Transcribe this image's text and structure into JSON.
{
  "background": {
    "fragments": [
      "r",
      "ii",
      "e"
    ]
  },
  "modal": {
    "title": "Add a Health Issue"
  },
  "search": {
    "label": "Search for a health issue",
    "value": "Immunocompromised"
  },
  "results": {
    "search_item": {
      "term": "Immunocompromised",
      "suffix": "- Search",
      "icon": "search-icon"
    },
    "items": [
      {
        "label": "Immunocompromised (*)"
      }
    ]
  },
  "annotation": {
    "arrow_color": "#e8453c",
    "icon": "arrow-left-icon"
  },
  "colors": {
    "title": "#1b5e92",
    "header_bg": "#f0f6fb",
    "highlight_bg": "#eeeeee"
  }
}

= = = = =

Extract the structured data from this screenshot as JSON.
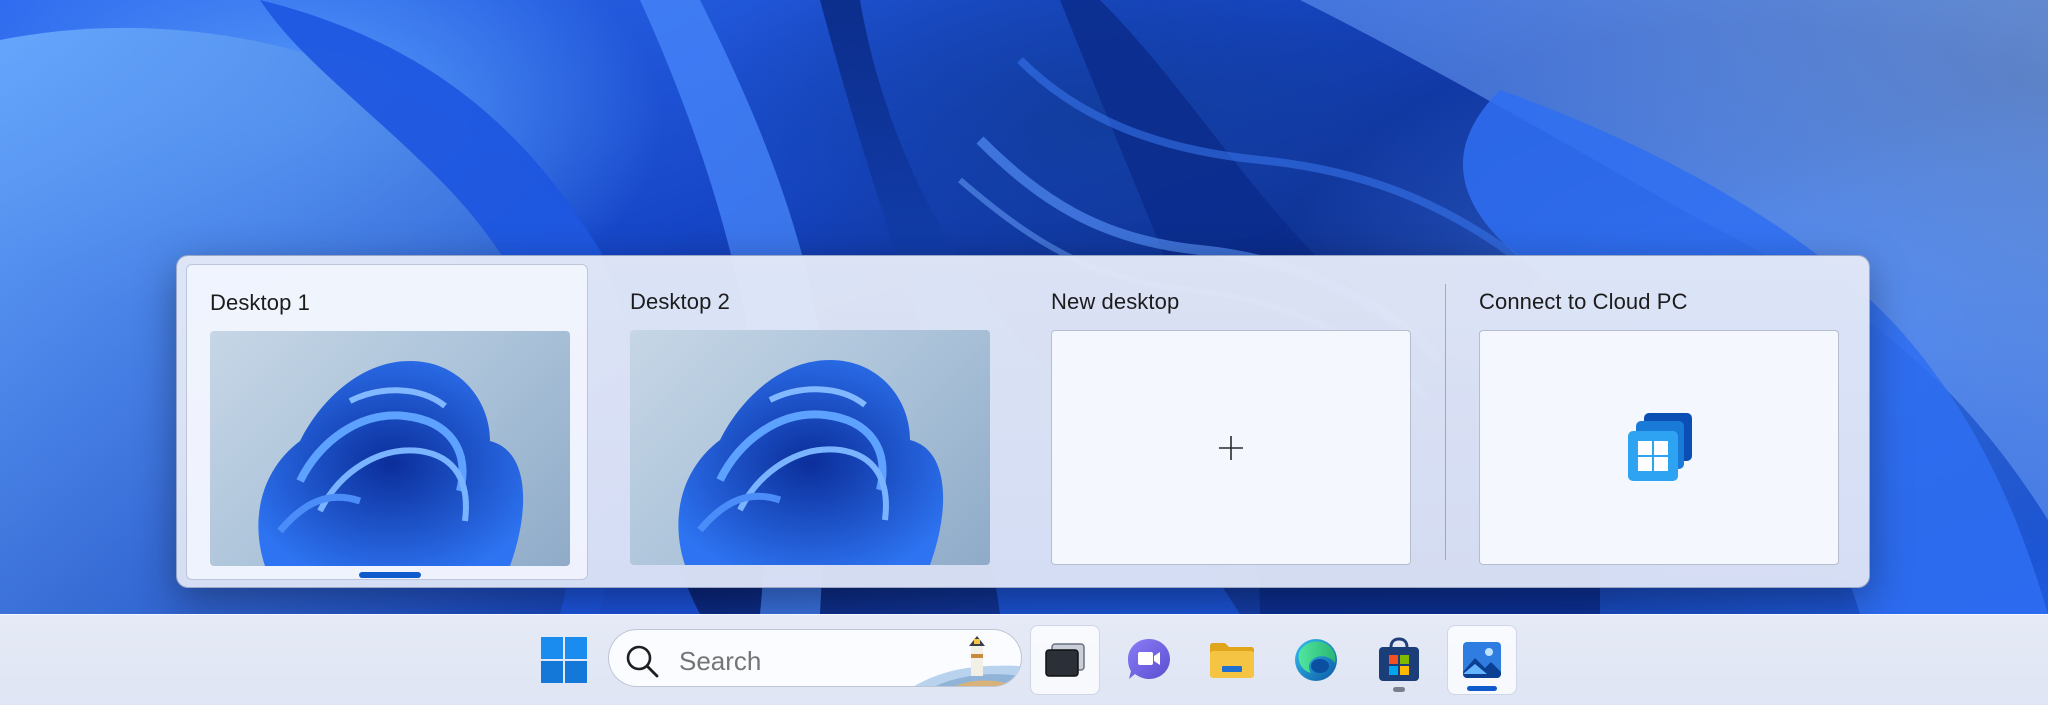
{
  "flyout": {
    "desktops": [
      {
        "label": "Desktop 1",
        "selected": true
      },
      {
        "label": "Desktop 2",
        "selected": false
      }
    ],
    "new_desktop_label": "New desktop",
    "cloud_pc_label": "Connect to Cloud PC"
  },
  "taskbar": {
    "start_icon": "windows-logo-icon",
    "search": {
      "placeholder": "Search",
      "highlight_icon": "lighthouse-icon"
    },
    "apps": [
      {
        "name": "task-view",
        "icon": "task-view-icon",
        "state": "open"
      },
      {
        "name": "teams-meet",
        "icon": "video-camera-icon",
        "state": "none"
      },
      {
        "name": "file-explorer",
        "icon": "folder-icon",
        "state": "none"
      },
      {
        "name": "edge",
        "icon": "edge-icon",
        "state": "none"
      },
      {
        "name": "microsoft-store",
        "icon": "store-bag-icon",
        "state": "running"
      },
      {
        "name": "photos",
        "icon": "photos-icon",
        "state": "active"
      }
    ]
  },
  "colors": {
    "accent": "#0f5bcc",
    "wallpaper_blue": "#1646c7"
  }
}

= = = = =

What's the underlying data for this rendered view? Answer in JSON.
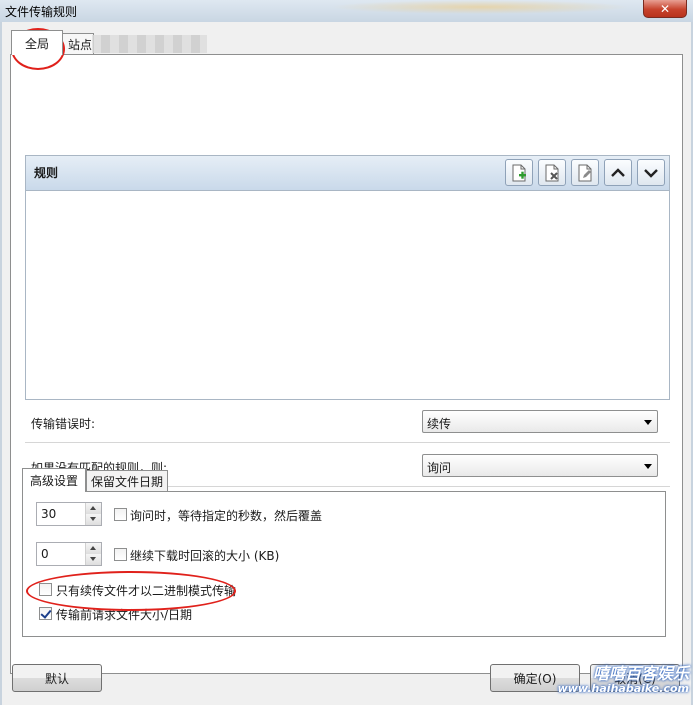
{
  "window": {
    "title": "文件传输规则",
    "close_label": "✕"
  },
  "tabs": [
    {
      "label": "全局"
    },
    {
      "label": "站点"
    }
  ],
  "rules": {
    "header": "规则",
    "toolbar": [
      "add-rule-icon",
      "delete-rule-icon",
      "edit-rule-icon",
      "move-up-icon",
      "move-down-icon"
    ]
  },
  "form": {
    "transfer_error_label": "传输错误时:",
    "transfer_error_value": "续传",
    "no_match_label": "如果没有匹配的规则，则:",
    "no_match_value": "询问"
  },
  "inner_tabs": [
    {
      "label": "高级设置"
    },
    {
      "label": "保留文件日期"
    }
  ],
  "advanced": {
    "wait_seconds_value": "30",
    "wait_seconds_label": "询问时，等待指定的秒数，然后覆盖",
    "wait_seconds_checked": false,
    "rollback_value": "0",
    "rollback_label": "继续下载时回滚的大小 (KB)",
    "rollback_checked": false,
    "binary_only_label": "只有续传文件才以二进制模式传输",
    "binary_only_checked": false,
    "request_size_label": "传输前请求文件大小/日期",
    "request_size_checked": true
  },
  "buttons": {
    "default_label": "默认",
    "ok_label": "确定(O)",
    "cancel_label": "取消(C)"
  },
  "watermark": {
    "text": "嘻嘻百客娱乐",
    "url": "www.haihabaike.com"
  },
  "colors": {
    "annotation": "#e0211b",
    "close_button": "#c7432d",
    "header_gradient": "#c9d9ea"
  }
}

= = = = =

**Given task**
Look through the data above. Copy every line with the string "view" in it.

**Solution for this exercise**
        "name": "task-view",
        "icon": "task-view-icon",
What's the underlying data for this rendered view? Answer in JSON.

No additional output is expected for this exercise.